Skip every picture and transcribe the remaining material exactly.

BEGIN SOURCE MATERIAL

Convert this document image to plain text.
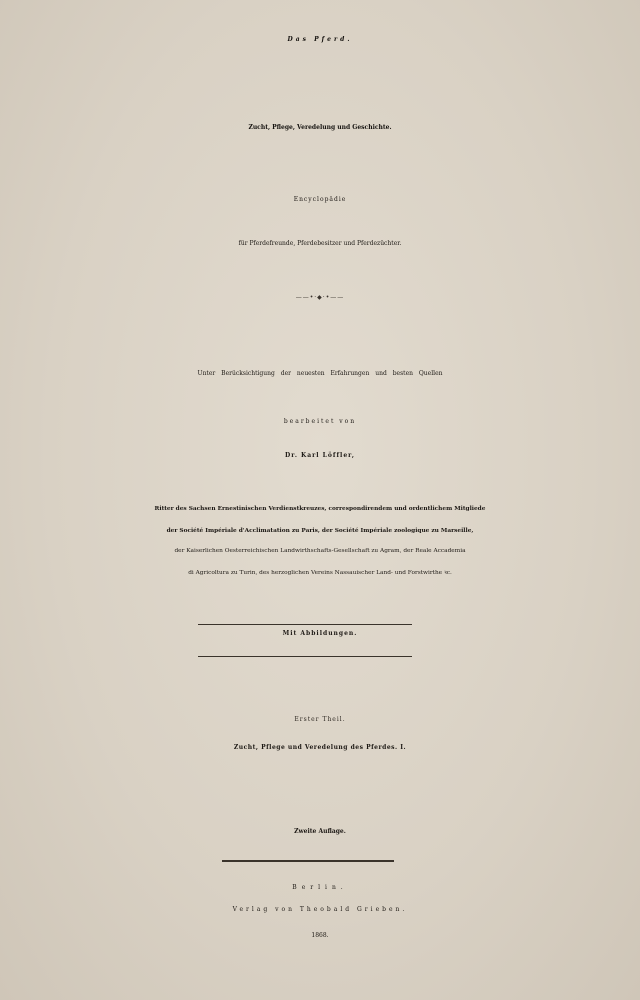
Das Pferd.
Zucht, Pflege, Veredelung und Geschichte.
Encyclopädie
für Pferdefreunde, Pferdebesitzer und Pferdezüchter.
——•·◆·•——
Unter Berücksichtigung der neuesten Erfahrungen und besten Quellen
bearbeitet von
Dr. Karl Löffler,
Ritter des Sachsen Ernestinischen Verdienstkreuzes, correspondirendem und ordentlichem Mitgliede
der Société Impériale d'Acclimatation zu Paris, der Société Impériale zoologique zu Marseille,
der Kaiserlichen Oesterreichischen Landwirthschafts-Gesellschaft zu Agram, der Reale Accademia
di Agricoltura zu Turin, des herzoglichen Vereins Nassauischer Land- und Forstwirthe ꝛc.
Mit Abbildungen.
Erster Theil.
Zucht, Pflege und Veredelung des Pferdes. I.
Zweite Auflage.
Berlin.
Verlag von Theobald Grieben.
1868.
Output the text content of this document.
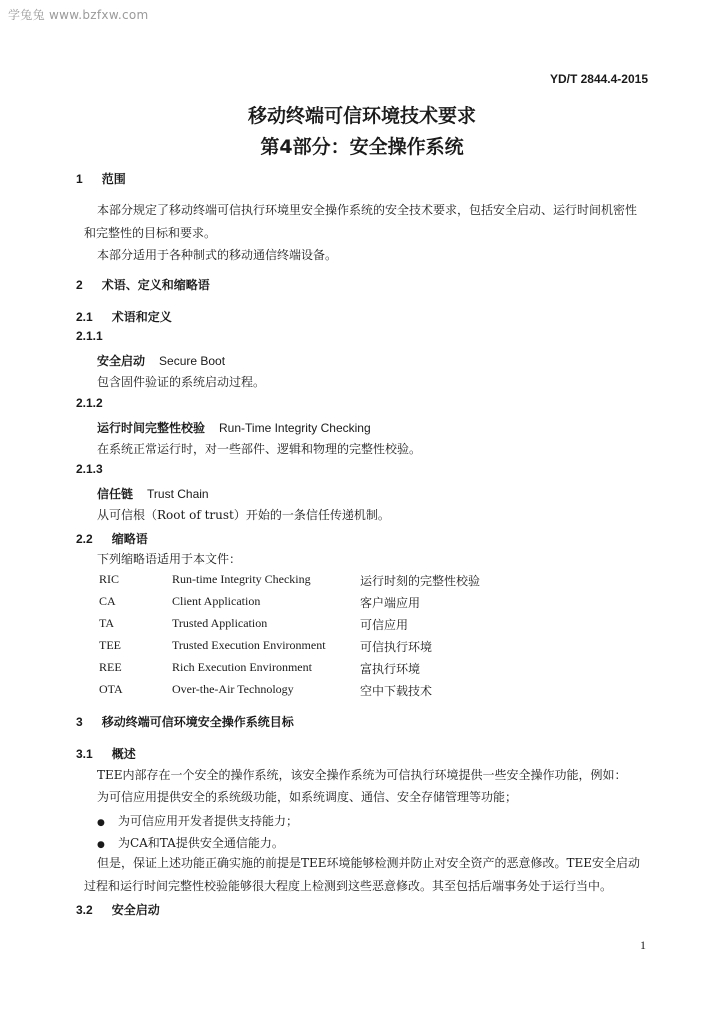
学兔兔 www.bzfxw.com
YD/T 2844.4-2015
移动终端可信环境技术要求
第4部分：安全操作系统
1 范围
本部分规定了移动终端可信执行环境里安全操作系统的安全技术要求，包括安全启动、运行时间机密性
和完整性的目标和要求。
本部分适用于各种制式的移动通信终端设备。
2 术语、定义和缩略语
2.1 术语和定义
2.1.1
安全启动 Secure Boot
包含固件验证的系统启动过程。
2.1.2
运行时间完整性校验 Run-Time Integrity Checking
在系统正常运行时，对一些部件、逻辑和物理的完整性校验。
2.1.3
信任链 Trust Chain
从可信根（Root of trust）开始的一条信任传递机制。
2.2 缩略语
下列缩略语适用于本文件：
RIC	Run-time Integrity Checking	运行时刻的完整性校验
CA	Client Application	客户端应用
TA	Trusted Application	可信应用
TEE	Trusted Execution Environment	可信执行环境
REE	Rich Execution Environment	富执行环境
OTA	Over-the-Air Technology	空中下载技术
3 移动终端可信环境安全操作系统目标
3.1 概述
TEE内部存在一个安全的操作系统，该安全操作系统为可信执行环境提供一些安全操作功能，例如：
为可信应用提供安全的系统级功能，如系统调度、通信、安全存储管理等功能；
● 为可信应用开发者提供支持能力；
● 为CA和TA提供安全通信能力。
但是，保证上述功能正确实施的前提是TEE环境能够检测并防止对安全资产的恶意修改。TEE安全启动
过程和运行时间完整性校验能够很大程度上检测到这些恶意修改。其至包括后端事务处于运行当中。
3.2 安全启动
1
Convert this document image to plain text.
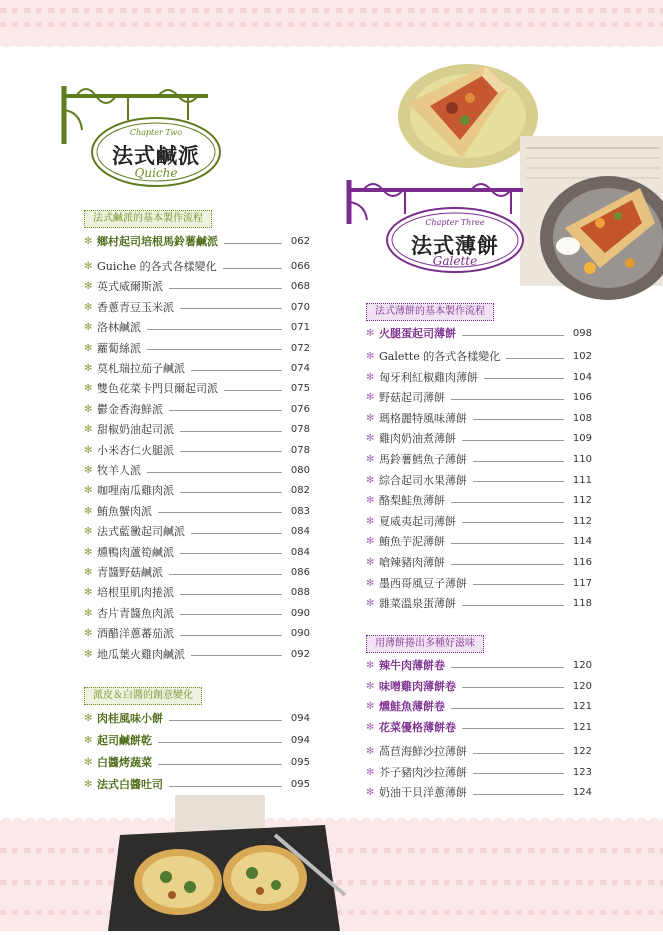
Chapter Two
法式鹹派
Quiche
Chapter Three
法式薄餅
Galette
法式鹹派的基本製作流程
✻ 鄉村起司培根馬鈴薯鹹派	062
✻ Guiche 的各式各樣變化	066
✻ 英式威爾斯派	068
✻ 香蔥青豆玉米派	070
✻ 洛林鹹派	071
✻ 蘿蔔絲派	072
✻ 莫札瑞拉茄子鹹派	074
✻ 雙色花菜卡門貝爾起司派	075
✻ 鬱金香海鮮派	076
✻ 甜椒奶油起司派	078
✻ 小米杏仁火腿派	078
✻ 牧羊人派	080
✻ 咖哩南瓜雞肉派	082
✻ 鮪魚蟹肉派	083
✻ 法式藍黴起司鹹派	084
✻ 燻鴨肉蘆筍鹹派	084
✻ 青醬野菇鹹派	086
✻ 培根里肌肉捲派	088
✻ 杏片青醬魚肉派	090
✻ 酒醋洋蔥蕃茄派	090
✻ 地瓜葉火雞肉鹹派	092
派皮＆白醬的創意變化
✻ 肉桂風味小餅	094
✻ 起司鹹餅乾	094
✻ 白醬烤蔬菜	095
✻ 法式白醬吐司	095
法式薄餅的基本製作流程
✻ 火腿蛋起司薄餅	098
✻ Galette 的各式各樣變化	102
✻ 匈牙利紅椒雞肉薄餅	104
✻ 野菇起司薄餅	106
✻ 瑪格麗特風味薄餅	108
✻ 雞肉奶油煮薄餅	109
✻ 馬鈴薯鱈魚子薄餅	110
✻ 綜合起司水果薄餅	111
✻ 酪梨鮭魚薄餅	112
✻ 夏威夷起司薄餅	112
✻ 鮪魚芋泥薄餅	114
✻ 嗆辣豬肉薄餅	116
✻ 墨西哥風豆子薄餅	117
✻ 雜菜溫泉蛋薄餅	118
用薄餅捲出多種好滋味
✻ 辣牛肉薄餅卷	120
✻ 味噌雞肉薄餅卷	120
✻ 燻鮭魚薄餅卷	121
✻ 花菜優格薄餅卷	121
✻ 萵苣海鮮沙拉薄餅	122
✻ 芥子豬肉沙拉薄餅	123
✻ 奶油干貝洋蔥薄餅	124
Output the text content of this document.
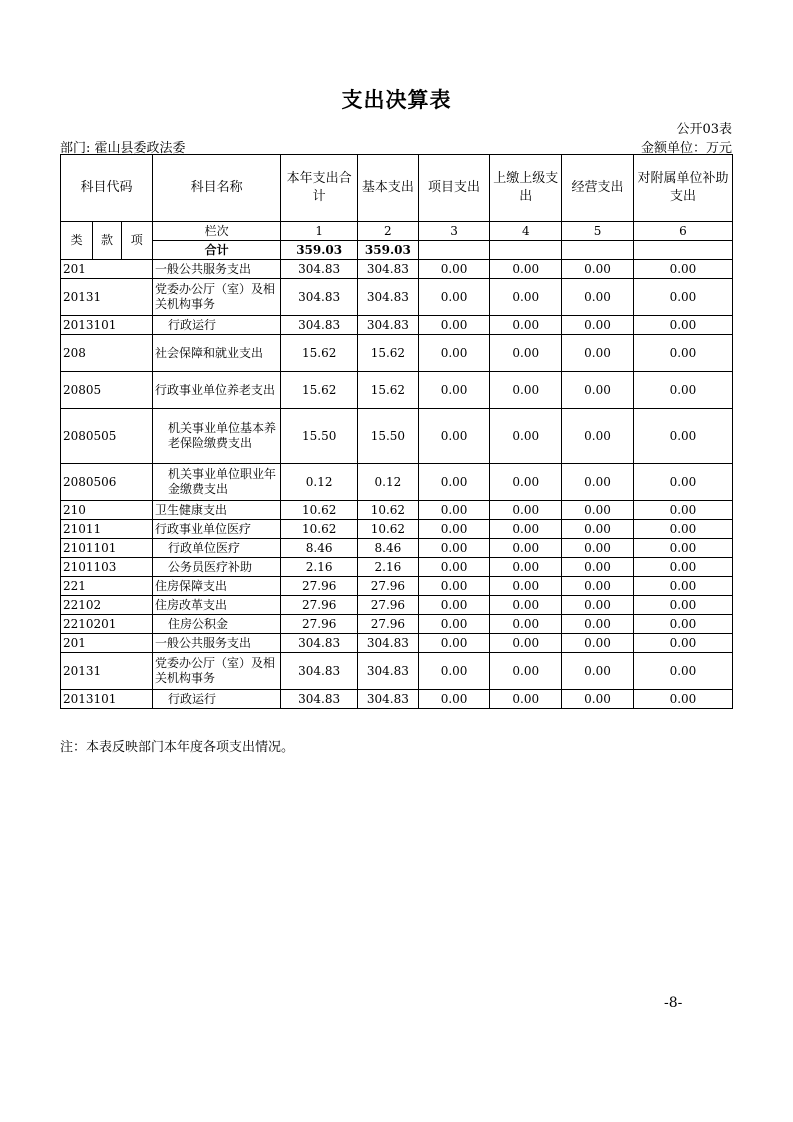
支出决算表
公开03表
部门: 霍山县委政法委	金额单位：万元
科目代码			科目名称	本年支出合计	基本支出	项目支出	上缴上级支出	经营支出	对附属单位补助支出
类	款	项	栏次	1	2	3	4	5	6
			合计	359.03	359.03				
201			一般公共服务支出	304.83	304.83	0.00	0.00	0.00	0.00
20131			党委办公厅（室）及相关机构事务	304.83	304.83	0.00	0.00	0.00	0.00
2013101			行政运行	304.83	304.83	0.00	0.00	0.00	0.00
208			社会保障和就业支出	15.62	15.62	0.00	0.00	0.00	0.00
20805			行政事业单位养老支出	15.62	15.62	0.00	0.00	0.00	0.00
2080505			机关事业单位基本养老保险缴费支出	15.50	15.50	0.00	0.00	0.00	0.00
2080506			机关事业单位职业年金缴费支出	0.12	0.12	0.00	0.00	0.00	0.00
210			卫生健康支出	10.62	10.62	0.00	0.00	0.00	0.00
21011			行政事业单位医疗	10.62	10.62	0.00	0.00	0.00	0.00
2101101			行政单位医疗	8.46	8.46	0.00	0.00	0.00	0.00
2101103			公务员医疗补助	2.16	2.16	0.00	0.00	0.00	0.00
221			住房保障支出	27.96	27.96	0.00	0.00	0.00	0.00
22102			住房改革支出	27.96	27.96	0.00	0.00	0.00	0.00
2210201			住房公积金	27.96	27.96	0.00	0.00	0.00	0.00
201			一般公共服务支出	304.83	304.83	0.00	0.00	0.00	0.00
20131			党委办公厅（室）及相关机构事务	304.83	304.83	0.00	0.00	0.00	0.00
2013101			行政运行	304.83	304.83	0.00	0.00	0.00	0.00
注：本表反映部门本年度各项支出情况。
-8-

END SOURCE MATERIAL

- **RESPONSE**
Convert this document image to plain text.
Das Pferd.
Zucht, Pflege, Veredelung und Geschichte.
Encyclopädie
für Pferdefreunde, Pferdebesitzer und Pferdezüchter.
——•·◆·•——
Unter Berücksichtigung der neuesten Erfahrungen und besten Quellen
bearbeitet von
Dr. Karl Löffler,
Ritter des Sachsen Ernestinischen Verdienstkreuzes, correspondirendem und ordentlichem Mitgliede
der Société Impériale d'Acclimatation zu Paris, der Société Impériale zoologique zu Marseille,
der Kaiserlichen Oesterreichischen Landwirthschafts-Gesellschaft zu Agram, der Reale Accademia
di Agricoltura zu Turin, des herzoglichen Vereins Nassauischer Land- und Forstwirthe ꝛc.
Mit Abbildungen.
Erster Theil.
Zucht, Pflege und Veredelung des Pferdes. I.
Zweite Auflage.
Berlin.
Verlag von Theobald Grieben.
1868.
Output the text content of this document.
学兔兔 www.bzfxw.com
YD/T 2844.4-2015
移动终端可信环境技术要求
第4部分：安全操作系统
1 范围
本部分规定了移动终端可信执行环境里安全操作系统的安全技术要求，包括安全启动、运行时间机密性
和完整性的目标和要求。
本部分适用于各种制式的移动通信终端设备。
2 术语、定义和缩略语
2.1 术语和定义
2.1.1
安全启动 Secure Boot
包含固件验证的系统启动过程。
2.1.2
运行时间完整性校验 Run-Time Integrity Checking
在系统正常运行时，对一些部件、逻辑和物理的完整性校验。
2.1.3
信任链 Trust Chain
从可信根（Root of trust）开始的一条信任传递机制。
2.2 缩略语
下列缩略语适用于本文件：
RIC	Run-time Integrity Checking	运行时刻的完整性校验
CA	Client Application	客户端应用
TA	Trusted Application	可信应用
TEE	Trusted Execution Environment	可信执行环境
REE	Rich Execution Environment	富执行环境
OTA	Over-the-Air Technology	空中下载技术
3 移动终端可信环境安全操作系统目标
3.1 概述
TEE内部存在一个安全的操作系统，该安全操作系统为可信执行环境提供一些安全操作功能，例如：
为可信应用提供安全的系统级功能，如系统调度、通信、安全存储管理等功能；
● 为可信应用开发者提供支持能力；
● 为CA和TA提供安全通信能力。
但是，保证上述功能正确实施的前提是TEE环境能够检测并防止对安全资产的恶意修改。TEE安全启动
过程和运行时间完整性校验能够很大程度上检测到这些恶意修改。其至包括后端事务处于运行当中。
3.2 安全启动
1
Convert this document image to plain text.
Chapter Two
法式鹹派
Quiche
Chapter Three
法式薄餅
Galette
法式鹹派的基本製作流程
✻ 鄉村起司培根馬鈴薯鹹派	062
✻ Guiche 的各式各樣變化	066
✻ 英式威爾斯派	068
✻ 香蔥青豆玉米派	070
✻ 洛林鹹派	071
✻ 蘿蔔絲派	072
✻ 莫札瑞拉茄子鹹派	074
✻ 雙色花菜卡門貝爾起司派	075
✻ 鬱金香海鮮派	076
✻ 甜椒奶油起司派	078
✻ 小米杏仁火腿派	078
✻ 牧羊人派	080
✻ 咖哩南瓜雞肉派	082
✻ 鮪魚蟹肉派	083
✻ 法式藍黴起司鹹派	084
✻ 燻鴨肉蘆筍鹹派	084
✻ 青醬野菇鹹派	086
✻ 培根里肌肉捲派	088
✻ 杏片青醬魚肉派	090
✻ 酒醋洋蔥蕃茄派	090
✻ 地瓜葉火雞肉鹹派	092
派皮＆白醬的創意變化
✻ 肉桂風味小餅	094
✻ 起司鹹餅乾	094
✻ 白醬烤蔬菜	095
✻ 法式白醬吐司	095
法式薄餅的基本製作流程
✻ 火腿蛋起司薄餅	098
✻ Galette 的各式各樣變化	102
✻ 匈牙利紅椒雞肉薄餅	104
✻ 野菇起司薄餅	106
✻ 瑪格麗特風味薄餅	108
✻ 雞肉奶油煮薄餅	109
✻ 馬鈴薯鱈魚子薄餅	110
✻ 綜合起司水果薄餅	111
✻ 酪梨鮭魚薄餅	112
✻ 夏威夷起司薄餅	112
✻ 鮪魚芋泥薄餅	114
✻ 嗆辣豬肉薄餅	116
✻ 墨西哥風豆子薄餅	117
✻ 雜菜溫泉蛋薄餅	118
用薄餅捲出多種好滋味
✻ 辣牛肉薄餅卷	120
✻ 味噌雞肉薄餅卷	120
✻ 燻鮭魚薄餅卷	121
✻ 花菜優格薄餅卷	121
✻ 萵苣海鮮沙拉薄餅	122
✻ 芥子豬肉沙拉薄餅	123
✻ 奶油干貝洋蔥薄餅	124
Output the text content of this document.
支出决算表
公开03表
部门: 霍山县委政法委	金额单位：万元
科目代码			科目名称	本年支出合计	基本支出	项目支出	上缴上级支出	经营支出	对附属单位补助支出
类	款	项	栏次	1	2	3	4	5	6
			合计	359.03	359.03				
201			一般公共服务支出	304.83	304.83	0.00	0.00	0.00	0.00
20131			党委办公厅（室）及相关机构事务	304.83	304.83	0.00	0.00	0.00	0.00
2013101			行政运行	304.83	304.83	0.00	0.00	0.00	0.00
208			社会保障和就业支出	15.62	15.62	0.00	0.00	0.00	0.00
20805			行政事业单位养老支出	15.62	15.62	0.00	0.00	0.00	0.00
2080505			机关事业单位基本养老保险缴费支出	15.50	15.50	0.00	0.00	0.00	0.00
2080506			机关事业单位职业年金缴费支出	0.12	0.12	0.00	0.00	0.00	0.00
210			卫生健康支出	10.62	10.62	0.00	0.00	0.00	0.00
21011			行政事业单位医疗	10.62	10.62	0.00	0.00	0.00	0.00
2101101			行政单位医疗	8.46	8.46	0.00	0.00	0.00	0.00
2101103			公务员医疗补助	2.16	2.16	0.00	0.00	0.00	0.00
221			住房保障支出	27.96	27.96	0.00	0.00	0.00	0.00
22102			住房改革支出	27.96	27.96	0.00	0.00	0.00	0.00
2210201			住房公积金	27.96	27.96	0.00	0.00	0.00	0.00
201			一般公共服务支出	304.83	304.83	0.00	0.00	0.00	0.00
20131			党委办公厅（室）及相关机构事务	304.83	304.83	0.00	0.00	0.00	0.00
2013101			行政运行	304.83	304.83	0.00	0.00	0.00	0.00
注：本表反映部门本年度各项支出情况。
-8-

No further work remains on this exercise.